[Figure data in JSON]
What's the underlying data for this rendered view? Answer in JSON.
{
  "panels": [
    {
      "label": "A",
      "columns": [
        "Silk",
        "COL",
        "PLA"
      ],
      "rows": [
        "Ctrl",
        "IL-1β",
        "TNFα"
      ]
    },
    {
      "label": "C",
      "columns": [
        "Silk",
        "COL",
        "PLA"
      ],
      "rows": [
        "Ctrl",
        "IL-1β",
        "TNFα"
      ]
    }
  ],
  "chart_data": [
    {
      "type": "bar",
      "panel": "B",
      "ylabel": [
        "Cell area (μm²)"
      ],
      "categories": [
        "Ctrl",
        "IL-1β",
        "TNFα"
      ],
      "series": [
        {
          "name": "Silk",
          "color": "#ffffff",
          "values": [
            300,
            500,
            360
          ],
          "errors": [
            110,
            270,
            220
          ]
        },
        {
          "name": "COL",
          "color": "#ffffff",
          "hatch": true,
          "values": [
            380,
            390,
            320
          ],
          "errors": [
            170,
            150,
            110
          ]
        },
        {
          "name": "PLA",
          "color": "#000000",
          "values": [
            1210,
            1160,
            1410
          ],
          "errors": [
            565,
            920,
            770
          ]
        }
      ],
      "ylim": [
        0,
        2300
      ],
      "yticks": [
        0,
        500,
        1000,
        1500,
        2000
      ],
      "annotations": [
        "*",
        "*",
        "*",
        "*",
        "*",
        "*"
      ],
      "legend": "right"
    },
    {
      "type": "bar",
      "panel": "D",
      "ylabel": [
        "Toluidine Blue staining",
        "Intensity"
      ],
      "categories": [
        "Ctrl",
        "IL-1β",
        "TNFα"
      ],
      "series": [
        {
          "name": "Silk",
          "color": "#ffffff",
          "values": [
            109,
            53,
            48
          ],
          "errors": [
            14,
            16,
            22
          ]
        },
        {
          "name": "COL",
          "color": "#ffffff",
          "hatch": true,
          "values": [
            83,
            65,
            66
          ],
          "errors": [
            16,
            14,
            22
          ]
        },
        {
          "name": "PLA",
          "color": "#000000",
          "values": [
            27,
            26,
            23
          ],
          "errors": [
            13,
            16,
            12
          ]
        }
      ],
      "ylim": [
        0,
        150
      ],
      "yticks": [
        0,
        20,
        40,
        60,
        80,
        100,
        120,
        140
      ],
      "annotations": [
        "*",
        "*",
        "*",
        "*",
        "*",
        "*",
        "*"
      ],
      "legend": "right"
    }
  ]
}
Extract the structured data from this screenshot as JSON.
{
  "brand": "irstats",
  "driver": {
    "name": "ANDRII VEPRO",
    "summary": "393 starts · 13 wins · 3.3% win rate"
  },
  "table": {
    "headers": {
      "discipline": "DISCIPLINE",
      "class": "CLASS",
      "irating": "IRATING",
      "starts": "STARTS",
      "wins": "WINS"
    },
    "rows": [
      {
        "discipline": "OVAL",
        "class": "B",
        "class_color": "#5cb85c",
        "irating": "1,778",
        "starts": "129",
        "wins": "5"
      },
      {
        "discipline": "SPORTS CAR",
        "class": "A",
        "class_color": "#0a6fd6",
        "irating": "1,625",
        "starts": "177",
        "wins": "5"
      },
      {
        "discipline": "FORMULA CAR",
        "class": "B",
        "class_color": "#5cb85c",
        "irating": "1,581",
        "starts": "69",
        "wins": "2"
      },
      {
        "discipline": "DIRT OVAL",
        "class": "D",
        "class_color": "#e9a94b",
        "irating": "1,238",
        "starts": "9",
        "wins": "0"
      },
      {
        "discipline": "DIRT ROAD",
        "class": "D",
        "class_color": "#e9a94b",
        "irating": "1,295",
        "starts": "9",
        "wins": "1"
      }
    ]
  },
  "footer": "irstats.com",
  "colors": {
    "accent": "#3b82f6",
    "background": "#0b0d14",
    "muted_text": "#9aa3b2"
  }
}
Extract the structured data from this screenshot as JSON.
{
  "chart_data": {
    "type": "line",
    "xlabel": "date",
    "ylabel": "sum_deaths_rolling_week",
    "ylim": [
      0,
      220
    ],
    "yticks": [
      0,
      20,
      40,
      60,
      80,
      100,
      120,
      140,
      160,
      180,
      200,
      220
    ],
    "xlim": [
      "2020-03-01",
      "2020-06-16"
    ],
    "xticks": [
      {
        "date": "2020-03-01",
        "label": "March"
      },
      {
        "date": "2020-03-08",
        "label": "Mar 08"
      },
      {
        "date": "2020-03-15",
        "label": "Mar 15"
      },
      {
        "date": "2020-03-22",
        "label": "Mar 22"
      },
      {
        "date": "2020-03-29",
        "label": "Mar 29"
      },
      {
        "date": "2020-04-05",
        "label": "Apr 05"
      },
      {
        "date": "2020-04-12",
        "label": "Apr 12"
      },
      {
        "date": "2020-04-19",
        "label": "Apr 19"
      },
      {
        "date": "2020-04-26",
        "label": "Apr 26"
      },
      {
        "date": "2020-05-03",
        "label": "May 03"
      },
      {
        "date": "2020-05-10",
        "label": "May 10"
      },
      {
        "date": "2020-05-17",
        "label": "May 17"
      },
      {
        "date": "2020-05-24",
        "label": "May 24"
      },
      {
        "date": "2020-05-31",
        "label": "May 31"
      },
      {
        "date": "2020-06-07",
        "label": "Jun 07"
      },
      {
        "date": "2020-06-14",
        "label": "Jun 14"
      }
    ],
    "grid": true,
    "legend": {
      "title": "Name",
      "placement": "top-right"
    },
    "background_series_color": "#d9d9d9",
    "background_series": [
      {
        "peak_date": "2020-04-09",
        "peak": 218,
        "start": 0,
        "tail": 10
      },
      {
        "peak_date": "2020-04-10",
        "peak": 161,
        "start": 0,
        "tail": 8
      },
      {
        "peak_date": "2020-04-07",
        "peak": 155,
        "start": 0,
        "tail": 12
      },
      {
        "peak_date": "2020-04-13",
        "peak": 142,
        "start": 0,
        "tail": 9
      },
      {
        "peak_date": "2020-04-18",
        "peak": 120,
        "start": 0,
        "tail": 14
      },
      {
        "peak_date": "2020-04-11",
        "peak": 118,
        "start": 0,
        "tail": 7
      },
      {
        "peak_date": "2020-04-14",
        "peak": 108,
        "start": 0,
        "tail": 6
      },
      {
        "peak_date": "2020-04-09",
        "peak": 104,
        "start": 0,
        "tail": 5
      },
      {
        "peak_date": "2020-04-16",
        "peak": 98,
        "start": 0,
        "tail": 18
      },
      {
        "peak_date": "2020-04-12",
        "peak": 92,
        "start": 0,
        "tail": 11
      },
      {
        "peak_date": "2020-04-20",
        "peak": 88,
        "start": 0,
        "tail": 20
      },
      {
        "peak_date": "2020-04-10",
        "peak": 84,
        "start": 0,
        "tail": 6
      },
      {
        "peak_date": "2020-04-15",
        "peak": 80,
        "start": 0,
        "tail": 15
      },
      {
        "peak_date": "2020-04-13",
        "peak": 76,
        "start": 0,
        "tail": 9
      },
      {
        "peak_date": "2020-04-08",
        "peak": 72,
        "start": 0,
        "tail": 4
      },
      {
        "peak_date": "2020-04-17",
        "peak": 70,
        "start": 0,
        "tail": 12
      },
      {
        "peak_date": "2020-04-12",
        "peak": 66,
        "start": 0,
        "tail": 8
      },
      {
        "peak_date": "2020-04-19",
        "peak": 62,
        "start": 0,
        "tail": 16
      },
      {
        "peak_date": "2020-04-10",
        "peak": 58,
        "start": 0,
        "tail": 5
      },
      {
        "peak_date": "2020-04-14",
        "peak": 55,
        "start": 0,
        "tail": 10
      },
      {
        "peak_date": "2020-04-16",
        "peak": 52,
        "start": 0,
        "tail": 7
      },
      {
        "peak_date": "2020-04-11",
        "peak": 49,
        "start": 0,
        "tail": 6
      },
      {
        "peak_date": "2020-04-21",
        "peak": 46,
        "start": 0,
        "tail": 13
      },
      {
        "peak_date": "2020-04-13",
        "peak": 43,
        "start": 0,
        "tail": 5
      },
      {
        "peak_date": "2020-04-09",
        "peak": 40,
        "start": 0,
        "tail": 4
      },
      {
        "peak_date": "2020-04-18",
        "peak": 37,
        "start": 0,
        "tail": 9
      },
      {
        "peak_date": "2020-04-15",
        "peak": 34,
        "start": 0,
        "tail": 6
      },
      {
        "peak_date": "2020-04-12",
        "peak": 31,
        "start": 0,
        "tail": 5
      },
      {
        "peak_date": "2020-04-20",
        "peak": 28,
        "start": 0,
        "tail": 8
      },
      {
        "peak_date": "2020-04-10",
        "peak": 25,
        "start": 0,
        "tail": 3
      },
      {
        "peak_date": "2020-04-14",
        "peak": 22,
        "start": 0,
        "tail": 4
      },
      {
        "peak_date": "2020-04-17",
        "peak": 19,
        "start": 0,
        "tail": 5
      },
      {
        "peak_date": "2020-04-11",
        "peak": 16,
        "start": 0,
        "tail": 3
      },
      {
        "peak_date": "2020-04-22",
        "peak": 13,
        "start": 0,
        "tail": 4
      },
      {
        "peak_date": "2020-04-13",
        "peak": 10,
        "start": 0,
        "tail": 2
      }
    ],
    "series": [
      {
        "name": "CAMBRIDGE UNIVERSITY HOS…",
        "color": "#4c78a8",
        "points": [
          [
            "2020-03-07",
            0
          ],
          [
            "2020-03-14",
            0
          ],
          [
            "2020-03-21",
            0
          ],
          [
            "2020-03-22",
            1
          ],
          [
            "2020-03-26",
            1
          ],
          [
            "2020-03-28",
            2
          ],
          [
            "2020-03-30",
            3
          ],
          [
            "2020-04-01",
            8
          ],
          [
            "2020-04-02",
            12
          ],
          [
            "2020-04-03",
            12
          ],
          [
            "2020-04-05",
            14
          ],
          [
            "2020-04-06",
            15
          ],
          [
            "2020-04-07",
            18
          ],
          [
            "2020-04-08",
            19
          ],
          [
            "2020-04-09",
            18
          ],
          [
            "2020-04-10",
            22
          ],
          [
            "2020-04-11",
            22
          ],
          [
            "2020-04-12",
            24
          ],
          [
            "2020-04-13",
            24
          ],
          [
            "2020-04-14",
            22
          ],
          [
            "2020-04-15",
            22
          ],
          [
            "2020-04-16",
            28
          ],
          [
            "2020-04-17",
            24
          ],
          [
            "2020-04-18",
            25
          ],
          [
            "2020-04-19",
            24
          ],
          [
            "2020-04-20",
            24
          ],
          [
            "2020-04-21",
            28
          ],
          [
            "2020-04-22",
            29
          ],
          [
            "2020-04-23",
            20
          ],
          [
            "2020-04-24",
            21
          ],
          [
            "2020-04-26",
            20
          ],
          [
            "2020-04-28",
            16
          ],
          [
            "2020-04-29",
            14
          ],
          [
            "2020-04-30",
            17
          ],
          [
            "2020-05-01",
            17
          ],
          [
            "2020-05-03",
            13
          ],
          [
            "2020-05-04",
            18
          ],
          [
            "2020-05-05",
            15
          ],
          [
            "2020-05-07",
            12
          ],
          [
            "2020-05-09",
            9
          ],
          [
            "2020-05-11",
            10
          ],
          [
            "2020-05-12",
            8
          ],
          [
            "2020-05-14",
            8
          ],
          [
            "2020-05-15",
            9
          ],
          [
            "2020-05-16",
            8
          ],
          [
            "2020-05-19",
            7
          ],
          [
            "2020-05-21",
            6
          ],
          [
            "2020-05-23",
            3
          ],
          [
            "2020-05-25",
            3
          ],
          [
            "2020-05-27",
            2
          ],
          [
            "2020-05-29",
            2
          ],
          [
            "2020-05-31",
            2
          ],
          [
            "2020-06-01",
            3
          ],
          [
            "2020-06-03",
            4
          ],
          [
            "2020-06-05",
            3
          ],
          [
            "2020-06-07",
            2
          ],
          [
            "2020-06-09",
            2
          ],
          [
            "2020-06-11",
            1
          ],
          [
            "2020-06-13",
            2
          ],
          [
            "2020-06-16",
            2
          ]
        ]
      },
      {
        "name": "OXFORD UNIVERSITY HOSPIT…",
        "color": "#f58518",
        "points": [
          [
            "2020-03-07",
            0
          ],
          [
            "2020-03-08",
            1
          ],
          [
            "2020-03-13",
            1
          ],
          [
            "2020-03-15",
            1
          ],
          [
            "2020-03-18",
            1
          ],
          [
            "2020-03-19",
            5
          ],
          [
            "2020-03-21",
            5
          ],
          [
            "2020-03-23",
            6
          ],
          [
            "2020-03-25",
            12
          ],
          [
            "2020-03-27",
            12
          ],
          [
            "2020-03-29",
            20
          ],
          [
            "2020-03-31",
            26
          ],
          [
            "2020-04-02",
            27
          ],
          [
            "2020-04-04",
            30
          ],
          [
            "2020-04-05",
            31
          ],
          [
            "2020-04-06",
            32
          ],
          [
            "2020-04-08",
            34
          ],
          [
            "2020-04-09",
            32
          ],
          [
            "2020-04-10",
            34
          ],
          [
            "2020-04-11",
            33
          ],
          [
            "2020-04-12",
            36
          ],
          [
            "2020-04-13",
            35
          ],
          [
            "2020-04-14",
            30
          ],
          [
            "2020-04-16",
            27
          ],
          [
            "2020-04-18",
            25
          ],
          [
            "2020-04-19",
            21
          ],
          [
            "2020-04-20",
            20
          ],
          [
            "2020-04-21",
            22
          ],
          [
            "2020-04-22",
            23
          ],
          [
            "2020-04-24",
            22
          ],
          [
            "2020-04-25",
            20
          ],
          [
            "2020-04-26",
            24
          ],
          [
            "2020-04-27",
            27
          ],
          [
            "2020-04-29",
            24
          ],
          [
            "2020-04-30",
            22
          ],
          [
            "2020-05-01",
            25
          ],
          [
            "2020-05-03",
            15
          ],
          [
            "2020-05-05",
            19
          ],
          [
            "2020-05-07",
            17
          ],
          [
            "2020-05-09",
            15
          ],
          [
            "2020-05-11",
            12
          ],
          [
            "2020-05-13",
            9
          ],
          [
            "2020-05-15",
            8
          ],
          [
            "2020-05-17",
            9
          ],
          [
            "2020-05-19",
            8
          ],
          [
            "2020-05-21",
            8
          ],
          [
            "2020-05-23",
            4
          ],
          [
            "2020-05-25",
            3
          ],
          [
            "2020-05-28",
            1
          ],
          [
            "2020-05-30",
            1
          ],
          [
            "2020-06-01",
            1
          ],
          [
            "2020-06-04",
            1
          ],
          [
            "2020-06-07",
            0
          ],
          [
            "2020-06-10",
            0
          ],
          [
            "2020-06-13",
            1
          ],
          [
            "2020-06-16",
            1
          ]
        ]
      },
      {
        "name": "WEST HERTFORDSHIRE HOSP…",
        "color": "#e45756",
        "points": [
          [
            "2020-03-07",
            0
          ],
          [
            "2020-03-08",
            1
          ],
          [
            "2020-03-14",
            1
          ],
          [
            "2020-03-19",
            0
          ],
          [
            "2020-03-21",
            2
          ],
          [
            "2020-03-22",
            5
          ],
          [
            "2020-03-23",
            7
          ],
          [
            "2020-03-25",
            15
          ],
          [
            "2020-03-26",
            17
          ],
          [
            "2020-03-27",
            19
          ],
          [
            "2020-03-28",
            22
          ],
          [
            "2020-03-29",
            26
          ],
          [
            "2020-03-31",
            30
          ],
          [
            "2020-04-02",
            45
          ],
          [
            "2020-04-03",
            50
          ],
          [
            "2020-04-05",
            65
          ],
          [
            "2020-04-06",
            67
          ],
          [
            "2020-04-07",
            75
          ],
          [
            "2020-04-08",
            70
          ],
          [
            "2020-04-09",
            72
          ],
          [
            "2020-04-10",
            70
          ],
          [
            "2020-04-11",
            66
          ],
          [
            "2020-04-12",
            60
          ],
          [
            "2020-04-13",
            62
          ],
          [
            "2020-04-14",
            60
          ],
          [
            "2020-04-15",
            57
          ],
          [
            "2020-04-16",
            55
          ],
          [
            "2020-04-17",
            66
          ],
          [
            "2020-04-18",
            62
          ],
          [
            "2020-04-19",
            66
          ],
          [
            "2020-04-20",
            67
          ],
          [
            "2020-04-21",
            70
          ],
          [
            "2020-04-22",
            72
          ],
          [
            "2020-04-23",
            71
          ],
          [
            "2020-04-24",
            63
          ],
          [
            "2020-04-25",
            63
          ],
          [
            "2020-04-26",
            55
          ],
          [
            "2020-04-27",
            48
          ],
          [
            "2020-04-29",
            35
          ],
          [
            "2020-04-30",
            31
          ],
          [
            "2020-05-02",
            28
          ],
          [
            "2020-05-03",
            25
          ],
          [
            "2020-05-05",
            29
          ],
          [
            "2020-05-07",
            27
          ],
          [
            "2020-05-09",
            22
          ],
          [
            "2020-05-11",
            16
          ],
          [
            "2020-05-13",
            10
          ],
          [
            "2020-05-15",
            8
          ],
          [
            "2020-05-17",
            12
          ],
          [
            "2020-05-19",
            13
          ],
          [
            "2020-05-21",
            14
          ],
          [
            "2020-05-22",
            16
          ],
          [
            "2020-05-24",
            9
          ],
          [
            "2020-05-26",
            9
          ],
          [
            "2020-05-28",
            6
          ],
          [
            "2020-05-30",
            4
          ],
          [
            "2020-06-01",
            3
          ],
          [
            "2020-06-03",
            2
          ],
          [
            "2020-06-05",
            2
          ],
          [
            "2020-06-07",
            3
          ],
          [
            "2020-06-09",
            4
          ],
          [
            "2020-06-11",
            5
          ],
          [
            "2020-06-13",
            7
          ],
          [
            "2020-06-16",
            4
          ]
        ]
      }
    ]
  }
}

### EXERCISE GOAL
Show, from the listing above, each line that contains the word "wins".

### SOLUTION TO THE PROBLEM
    "summary": "393 starts · 13 wins · 3.3% win rate"
      "wins": "WINS"
        "wins": "5"
        "wins": "5"
        "wins": "2"
        "wins": "0"
        "wins": "1"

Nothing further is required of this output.